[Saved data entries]
☆ ☆ ☆

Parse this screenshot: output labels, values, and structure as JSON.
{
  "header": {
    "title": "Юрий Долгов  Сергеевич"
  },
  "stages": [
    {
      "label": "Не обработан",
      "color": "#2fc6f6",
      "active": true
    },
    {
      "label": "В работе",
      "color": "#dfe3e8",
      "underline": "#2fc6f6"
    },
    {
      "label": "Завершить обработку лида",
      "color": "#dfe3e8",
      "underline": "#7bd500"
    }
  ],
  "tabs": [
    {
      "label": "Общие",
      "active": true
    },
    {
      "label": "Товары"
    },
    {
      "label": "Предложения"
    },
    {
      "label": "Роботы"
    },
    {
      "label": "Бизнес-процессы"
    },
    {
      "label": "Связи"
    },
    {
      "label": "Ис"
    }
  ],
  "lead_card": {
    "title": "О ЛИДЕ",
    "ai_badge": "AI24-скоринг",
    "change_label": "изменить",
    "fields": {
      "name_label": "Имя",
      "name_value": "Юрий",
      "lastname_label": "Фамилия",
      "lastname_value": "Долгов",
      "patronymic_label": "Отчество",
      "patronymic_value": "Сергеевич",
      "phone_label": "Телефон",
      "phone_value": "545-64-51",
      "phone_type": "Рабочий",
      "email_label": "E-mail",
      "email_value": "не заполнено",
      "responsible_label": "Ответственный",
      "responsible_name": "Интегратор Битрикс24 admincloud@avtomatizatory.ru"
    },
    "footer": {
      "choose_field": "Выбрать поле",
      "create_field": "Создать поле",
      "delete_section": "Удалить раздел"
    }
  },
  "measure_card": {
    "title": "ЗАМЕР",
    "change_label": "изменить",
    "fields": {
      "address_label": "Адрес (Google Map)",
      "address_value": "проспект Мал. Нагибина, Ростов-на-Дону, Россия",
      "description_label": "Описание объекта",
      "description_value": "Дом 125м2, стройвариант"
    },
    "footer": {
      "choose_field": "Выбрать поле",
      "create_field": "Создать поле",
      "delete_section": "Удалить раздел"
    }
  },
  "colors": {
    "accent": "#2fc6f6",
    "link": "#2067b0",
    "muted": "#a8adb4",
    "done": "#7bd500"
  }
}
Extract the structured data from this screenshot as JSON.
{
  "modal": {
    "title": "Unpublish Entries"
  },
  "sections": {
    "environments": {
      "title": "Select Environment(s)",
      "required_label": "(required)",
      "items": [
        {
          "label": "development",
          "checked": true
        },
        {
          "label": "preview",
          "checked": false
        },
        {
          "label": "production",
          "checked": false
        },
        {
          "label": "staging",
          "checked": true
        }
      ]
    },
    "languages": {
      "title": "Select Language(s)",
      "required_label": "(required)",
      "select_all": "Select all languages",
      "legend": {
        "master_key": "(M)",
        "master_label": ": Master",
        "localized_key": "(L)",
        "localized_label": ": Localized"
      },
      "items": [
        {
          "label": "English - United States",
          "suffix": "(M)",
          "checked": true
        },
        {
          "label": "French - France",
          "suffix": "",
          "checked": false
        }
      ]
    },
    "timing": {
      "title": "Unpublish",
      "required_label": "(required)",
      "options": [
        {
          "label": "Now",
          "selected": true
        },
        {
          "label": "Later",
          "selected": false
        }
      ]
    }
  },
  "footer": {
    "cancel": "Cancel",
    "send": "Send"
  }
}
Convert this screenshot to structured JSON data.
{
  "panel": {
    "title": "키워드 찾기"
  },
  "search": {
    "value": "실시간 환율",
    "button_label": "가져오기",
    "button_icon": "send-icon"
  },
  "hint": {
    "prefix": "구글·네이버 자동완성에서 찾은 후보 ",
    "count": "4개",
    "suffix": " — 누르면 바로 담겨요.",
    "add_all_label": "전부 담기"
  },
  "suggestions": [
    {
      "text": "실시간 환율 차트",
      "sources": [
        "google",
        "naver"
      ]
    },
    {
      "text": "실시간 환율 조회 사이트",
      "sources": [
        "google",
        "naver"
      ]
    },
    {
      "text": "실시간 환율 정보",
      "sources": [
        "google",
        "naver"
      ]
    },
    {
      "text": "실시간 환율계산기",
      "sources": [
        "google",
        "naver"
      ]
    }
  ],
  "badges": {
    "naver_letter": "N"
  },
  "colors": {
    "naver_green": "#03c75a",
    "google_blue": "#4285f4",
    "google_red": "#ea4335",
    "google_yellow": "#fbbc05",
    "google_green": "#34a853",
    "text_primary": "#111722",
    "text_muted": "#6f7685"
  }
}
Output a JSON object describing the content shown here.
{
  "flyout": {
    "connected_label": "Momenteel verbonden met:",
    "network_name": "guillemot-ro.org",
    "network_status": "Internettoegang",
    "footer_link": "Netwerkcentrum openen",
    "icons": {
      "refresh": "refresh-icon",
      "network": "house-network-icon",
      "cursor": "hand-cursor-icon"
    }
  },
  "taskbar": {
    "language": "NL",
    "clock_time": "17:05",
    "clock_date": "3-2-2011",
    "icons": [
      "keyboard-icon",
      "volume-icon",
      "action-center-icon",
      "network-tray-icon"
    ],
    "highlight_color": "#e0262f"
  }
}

☆ ☆ ☆

### SHORT TASK
Output every line above without altering anything.

### EXERCISE ANSWER
Parse this screenshot: output labels, values, and structure as JSON.
{
  "header": {
    "title": "Юрий Долгов  Сергеевич"
  },
  "stages": [
    {
      "label": "Не обработан",
      "color": "#2fc6f6",
      "active": true
    },
    {
      "label": "В работе",
      "color": "#dfe3e8",
      "underline": "#2fc6f6"
    },
    {
      "label": "Завершить обработку лида",
      "color": "#dfe3e8",
      "underline": "#7bd500"
    }
  ],
  "tabs": [
    {
      "label": "Общие",
      "active": true
    },
    {
      "label": "Товары"
    },
    {
      "label": "Предложения"
    },
    {
      "label": "Роботы"
    },
    {
      "label": "Бизнес-процессы"
    },
    {
      "label": "Связи"
    },
    {
      "label": "Ис"
    }
  ],
  "lead_card": {
    "title": "О ЛИДЕ",
    "ai_badge": "AI24-скоринг",
    "change_label": "изменить",
    "fields": {
      "name_label": "Имя",
      "name_value": "Юрий",
      "lastname_label": "Фамилия",
      "lastname_value": "Долгов",
      "patronymic_label": "Отчество",
      "patronymic_value": "Сергеевич",
      "phone_label": "Телефон",
      "phone_value": "545-64-51",
      "phone_type": "Рабочий",
      "email_label": "E-mail",
      "email_value": "не заполнено",
      "responsible_label": "Ответственный",
      "responsible_name": "Интегратор Битрикс24 admincloud@avtomatizatory.ru"
    },
    "footer": {
      "choose_field": "Выбрать поле",
      "create_field": "Создать поле",
      "delete_section": "Удалить раздел"
    }
  },
  "measure_card": {
    "title": "ЗАМЕР",
    "change_label": "изменить",
    "fields": {
      "address_label": "Адрес (Google Map)",
      "address_value": "проспект Мал. Нагибина, Ростов-на-Дону, Россия",
      "description_label": "Описание объекта",
      "description_value": "Дом 125м2, стройвариант"
    },
    "footer": {
      "choose_field": "Выбрать поле",
      "create_field": "Создать поле",
      "delete_section": "Удалить раздел"
    }
  },
  "colors": {
    "accent": "#2fc6f6",
    "link": "#2067b0",
    "muted": "#a8adb4",
    "done": "#7bd500"
  }
}
Extract the structured data from this screenshot as JSON.
{
  "modal": {
    "title": "Unpublish Entries"
  },
  "sections": {
    "environments": {
      "title": "Select Environment(s)",
      "required_label": "(required)",
      "items": [
        {
          "label": "development",
          "checked": true
        },
        {
          "label": "preview",
          "checked": false
        },
        {
          "label": "production",
          "checked": false
        },
        {
          "label": "staging",
          "checked": true
        }
      ]
    },
    "languages": {
      "title": "Select Language(s)",
      "required_label": "(required)",
      "select_all": "Select all languages",
      "legend": {
        "master_key": "(M)",
        "master_label": ": Master",
        "localized_key": "(L)",
        "localized_label": ": Localized"
      },
      "items": [
        {
          "label": "English - United States",
          "suffix": "(M)",
          "checked": true
        },
        {
          "label": "French - France",
          "suffix": "",
          "checked": false
        }
      ]
    },
    "timing": {
      "title": "Unpublish",
      "required_label": "(required)",
      "options": [
        {
          "label": "Now",
          "selected": true
        },
        {
          "label": "Later",
          "selected": false
        }
      ]
    }
  },
  "footer": {
    "cancel": "Cancel",
    "send": "Send"
  }
}
Convert this screenshot to structured JSON data.
{
  "panel": {
    "title": "키워드 찾기"
  },
  "search": {
    "value": "실시간 환율",
    "button_label": "가져오기",
    "button_icon": "send-icon"
  },
  "hint": {
    "prefix": "구글·네이버 자동완성에서 찾은 후보 ",
    "count": "4개",
    "suffix": " — 누르면 바로 담겨요.",
    "add_all_label": "전부 담기"
  },
  "suggestions": [
    {
      "text": "실시간 환율 차트",
      "sources": [
        "google",
        "naver"
      ]
    },
    {
      "text": "실시간 환율 조회 사이트",
      "sources": [
        "google",
        "naver"
      ]
    },
    {
      "text": "실시간 환율 정보",
      "sources": [
        "google",
        "naver"
      ]
    },
    {
      "text": "실시간 환율계산기",
      "sources": [
        "google",
        "naver"
      ]
    }
  ],
  "badges": {
    "naver_letter": "N"
  },
  "colors": {
    "naver_green": "#03c75a",
    "google_blue": "#4285f4",
    "google_red": "#ea4335",
    "google_yellow": "#fbbc05",
    "google_green": "#34a853",
    "text_primary": "#111722",
    "text_muted": "#6f7685"
  }
}
Output a JSON object describing the content shown here.
{
  "flyout": {
    "connected_label": "Momenteel verbonden met:",
    "network_name": "guillemot-ro.org",
    "network_status": "Internettoegang",
    "footer_link": "Netwerkcentrum openen",
    "icons": {
      "refresh": "refresh-icon",
      "network": "house-network-icon",
      "cursor": "hand-cursor-icon"
    }
  },
  "taskbar": {
    "language": "NL",
    "clock_time": "17:05",
    "clock_date": "3-2-2011",
    "icons": [
      "keyboard-icon",
      "volume-icon",
      "action-center-icon",
      "network-tray-icon"
    ],
    "highlight_color": "#e0262f"
  }
}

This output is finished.